:: STATED EXERCISE ::
Repeat the whole of the data, keeping every detail the same.

START

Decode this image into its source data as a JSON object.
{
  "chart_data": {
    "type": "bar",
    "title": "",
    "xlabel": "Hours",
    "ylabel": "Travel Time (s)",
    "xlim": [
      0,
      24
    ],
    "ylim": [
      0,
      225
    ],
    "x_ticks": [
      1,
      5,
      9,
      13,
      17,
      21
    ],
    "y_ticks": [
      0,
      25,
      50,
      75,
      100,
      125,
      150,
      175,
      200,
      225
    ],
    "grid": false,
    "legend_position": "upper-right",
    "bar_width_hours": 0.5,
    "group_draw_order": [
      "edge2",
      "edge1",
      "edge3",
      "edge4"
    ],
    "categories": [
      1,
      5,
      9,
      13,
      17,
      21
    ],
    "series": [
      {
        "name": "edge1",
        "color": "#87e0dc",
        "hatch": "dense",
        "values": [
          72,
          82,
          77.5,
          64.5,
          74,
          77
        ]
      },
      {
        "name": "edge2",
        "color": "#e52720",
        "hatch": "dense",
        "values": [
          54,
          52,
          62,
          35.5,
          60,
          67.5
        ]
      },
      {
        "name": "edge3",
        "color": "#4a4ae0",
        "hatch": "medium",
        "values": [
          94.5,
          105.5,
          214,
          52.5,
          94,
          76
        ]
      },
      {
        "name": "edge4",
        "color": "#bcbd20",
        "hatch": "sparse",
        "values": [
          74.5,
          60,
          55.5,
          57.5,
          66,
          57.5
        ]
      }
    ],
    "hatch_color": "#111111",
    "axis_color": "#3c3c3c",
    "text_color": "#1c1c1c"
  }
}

END

:: ANSWER TO THIS PROBLEM ::
Decode this image into its source data as a JSON object.
{
  "chart_data": {
    "type": "bar",
    "title": "",
    "xlabel": "Hours",
    "ylabel": "Travel Time (s)",
    "xlim": [
      0,
      24
    ],
    "ylim": [
      0,
      225
    ],
    "x_ticks": [
      1,
      5,
      9,
      13,
      17,
      21
    ],
    "y_ticks": [
      0,
      25,
      50,
      75,
      100,
      125,
      150,
      175,
      200,
      225
    ],
    "grid": false,
    "legend_position": "upper-right",
    "bar_width_hours": 0.5,
    "group_draw_order": [
      "edge2",
      "edge1",
      "edge3",
      "edge4"
    ],
    "categories": [
      1,
      5,
      9,
      13,
      17,
      21
    ],
    "series": [
      {
        "name": "edge1",
        "color": "#87e0dc",
        "hatch": "dense",
        "values": [
          72,
          82,
          77.5,
          64.5,
          74,
          77
        ]
      },
      {
        "name": "edge2",
        "color": "#e52720",
        "hatch": "dense",
        "values": [
          54,
          52,
          62,
          35.5,
          60,
          67.5
        ]
      },
      {
        "name": "edge3",
        "color": "#4a4ae0",
        "hatch": "medium",
        "values": [
          94.5,
          105.5,
          214,
          52.5,
          94,
          76
        ]
      },
      {
        "name": "edge4",
        "color": "#bcbd20",
        "hatch": "sparse",
        "values": [
          74.5,
          60,
          55.5,
          57.5,
          66,
          57.5
        ]
      }
    ],
    "hatch_color": "#111111",
    "axis_color": "#3c3c3c",
    "text_color": "#1c1c1c"
  }
}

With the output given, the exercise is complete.